Raw records
┌──
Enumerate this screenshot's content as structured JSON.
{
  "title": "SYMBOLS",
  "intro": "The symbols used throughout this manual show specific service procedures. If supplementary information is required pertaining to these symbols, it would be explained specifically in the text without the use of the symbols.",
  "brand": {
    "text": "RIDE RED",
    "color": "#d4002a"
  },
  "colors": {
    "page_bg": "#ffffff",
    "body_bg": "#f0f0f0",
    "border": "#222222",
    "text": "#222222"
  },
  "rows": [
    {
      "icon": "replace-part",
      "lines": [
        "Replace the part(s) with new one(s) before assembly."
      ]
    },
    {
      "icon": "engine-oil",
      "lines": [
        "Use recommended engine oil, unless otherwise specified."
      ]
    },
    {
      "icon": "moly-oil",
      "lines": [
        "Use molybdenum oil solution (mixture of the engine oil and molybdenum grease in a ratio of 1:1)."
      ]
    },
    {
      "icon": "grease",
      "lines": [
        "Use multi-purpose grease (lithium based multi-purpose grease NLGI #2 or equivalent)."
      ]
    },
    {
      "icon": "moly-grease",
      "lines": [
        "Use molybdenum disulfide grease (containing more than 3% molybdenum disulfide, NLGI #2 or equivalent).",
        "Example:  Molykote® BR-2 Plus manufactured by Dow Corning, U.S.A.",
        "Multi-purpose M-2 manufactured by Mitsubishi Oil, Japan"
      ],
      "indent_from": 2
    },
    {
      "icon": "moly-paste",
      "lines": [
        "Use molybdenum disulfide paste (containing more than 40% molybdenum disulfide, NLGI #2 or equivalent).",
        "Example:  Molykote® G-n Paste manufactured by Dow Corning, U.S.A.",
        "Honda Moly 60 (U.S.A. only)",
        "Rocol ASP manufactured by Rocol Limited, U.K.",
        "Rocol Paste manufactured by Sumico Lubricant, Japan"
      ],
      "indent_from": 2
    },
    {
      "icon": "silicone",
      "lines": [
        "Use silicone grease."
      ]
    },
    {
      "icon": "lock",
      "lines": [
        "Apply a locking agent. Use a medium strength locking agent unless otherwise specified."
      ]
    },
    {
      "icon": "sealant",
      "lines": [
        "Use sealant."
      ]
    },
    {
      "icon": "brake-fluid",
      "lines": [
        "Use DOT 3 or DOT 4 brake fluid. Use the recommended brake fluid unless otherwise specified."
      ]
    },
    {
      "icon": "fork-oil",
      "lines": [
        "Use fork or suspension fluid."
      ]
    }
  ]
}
└──
▶ **WORK INSTRUCTIONS**
Without changing a word, restate the whole listing.

▶ **COMPLETE RESPONSE**
Enumerate this screenshot's content as structured JSON.
{
  "title": "SYMBOLS",
  "intro": "The symbols used throughout this manual show specific service procedures. If supplementary information is required pertaining to these symbols, it would be explained specifically in the text without the use of the symbols.",
  "brand": {
    "text": "RIDE RED",
    "color": "#d4002a"
  },
  "colors": {
    "page_bg": "#ffffff",
    "body_bg": "#f0f0f0",
    "border": "#222222",
    "text": "#222222"
  },
  "rows": [
    {
      "icon": "replace-part",
      "lines": [
        "Replace the part(s) with new one(s) before assembly."
      ]
    },
    {
      "icon": "engine-oil",
      "lines": [
        "Use recommended engine oil, unless otherwise specified."
      ]
    },
    {
      "icon": "moly-oil",
      "lines": [
        "Use molybdenum oil solution (mixture of the engine oil and molybdenum grease in a ratio of 1:1)."
      ]
    },
    {
      "icon": "grease",
      "lines": [
        "Use multi-purpose grease (lithium based multi-purpose grease NLGI #2 or equivalent)."
      ]
    },
    {
      "icon": "moly-grease",
      "lines": [
        "Use molybdenum disulfide grease (containing more than 3% molybdenum disulfide, NLGI #2 or equivalent).",
        "Example:  Molykote® BR-2 Plus manufactured by Dow Corning, U.S.A.",
        "Multi-purpose M-2 manufactured by Mitsubishi Oil, Japan"
      ],
      "indent_from": 2
    },
    {
      "icon": "moly-paste",
      "lines": [
        "Use molybdenum disulfide paste (containing more than 40% molybdenum disulfide, NLGI #2 or equivalent).",
        "Example:  Molykote® G-n Paste manufactured by Dow Corning, U.S.A.",
        "Honda Moly 60 (U.S.A. only)",
        "Rocol ASP manufactured by Rocol Limited, U.K.",
        "Rocol Paste manufactured by Sumico Lubricant, Japan"
      ],
      "indent_from": 2
    },
    {
      "icon": "silicone",
      "lines": [
        "Use silicone grease."
      ]
    },
    {
      "icon": "lock",
      "lines": [
        "Apply a locking agent. Use a medium strength locking agent unless otherwise specified."
      ]
    },
    {
      "icon": "sealant",
      "lines": [
        "Use sealant."
      ]
    },
    {
      "icon": "brake-fluid",
      "lines": [
        "Use DOT 3 or DOT 4 brake fluid. Use the recommended brake fluid unless otherwise specified."
      ]
    },
    {
      "icon": "fork-oil",
      "lines": [
        "Use fork or suspension fluid."
      ]
    }
  ]
}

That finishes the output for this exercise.